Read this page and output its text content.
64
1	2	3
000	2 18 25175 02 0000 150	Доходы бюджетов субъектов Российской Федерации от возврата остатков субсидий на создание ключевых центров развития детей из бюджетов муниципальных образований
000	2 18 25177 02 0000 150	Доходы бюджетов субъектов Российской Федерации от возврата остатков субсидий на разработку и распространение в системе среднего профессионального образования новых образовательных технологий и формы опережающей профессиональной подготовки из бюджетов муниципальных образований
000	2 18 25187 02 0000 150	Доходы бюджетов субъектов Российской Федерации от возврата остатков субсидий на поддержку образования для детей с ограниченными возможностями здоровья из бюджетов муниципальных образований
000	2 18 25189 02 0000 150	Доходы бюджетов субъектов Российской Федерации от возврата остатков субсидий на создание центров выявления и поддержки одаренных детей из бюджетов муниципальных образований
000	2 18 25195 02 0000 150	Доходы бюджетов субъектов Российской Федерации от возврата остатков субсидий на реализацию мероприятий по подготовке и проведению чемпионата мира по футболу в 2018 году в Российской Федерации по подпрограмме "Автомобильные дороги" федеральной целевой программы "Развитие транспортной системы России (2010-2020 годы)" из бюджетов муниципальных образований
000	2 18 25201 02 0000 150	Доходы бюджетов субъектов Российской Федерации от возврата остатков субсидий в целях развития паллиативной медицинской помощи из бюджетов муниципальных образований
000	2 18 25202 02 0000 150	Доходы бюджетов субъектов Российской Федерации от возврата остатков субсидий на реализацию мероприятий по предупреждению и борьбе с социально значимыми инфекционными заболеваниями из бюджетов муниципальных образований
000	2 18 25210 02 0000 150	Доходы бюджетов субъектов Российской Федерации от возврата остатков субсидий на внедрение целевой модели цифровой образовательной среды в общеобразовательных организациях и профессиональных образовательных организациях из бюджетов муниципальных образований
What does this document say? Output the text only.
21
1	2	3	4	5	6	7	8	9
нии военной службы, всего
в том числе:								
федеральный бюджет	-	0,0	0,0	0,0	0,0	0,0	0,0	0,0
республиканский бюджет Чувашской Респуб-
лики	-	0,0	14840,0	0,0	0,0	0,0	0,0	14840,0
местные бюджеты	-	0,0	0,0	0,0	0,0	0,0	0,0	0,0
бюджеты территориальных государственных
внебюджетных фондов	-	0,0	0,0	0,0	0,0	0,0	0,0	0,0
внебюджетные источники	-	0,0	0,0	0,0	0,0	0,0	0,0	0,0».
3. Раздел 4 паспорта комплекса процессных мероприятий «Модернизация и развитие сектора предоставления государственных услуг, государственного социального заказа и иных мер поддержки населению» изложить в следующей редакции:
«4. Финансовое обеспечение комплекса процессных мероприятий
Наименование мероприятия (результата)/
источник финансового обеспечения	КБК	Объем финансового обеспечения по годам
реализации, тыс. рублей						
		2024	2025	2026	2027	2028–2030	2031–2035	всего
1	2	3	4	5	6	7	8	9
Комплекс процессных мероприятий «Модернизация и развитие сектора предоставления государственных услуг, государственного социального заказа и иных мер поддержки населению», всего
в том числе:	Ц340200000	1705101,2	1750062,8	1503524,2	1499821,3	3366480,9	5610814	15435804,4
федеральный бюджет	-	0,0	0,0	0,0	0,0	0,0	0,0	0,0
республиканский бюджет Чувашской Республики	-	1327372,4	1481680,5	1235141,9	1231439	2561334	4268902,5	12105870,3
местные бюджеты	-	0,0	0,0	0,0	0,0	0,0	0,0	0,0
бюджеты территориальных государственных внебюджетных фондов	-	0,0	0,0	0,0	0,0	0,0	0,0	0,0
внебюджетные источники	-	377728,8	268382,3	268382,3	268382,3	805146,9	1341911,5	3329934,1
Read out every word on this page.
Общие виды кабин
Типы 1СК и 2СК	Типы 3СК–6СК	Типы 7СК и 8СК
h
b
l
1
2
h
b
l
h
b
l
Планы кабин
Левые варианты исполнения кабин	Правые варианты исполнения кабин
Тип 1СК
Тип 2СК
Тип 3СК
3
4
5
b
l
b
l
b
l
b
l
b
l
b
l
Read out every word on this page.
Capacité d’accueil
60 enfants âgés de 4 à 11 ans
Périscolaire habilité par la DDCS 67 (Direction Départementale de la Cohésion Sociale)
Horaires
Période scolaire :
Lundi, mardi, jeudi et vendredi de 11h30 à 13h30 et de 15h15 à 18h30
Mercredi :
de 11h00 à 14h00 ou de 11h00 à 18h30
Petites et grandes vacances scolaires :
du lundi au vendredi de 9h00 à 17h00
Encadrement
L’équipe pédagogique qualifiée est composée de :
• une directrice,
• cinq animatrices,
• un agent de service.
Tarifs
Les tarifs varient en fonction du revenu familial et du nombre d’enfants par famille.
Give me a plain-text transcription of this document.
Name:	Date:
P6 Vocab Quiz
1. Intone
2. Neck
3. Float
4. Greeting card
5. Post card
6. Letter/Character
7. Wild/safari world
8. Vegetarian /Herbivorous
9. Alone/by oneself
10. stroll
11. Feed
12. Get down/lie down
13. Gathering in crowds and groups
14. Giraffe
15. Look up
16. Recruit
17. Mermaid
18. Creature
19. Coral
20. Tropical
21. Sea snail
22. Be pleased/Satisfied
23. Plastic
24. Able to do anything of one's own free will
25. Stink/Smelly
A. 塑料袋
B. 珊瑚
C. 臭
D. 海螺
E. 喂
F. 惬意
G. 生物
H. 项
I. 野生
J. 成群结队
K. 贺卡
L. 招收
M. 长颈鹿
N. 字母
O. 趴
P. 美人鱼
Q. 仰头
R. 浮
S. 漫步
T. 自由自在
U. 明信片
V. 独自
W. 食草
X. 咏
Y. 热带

════════════════

### PROBLEM DESCRIPTION
Copy each line above containing the string "фондов".

### THE SOLUTION
внебюджетных фондов	-	0,0	0,0	0,0	0,0	0,0	0,0	0,0
бюджеты территориальных государственных внебюджетных фондов	-	0,0	0,0	0,0	0,0	0,0	0,0	0,0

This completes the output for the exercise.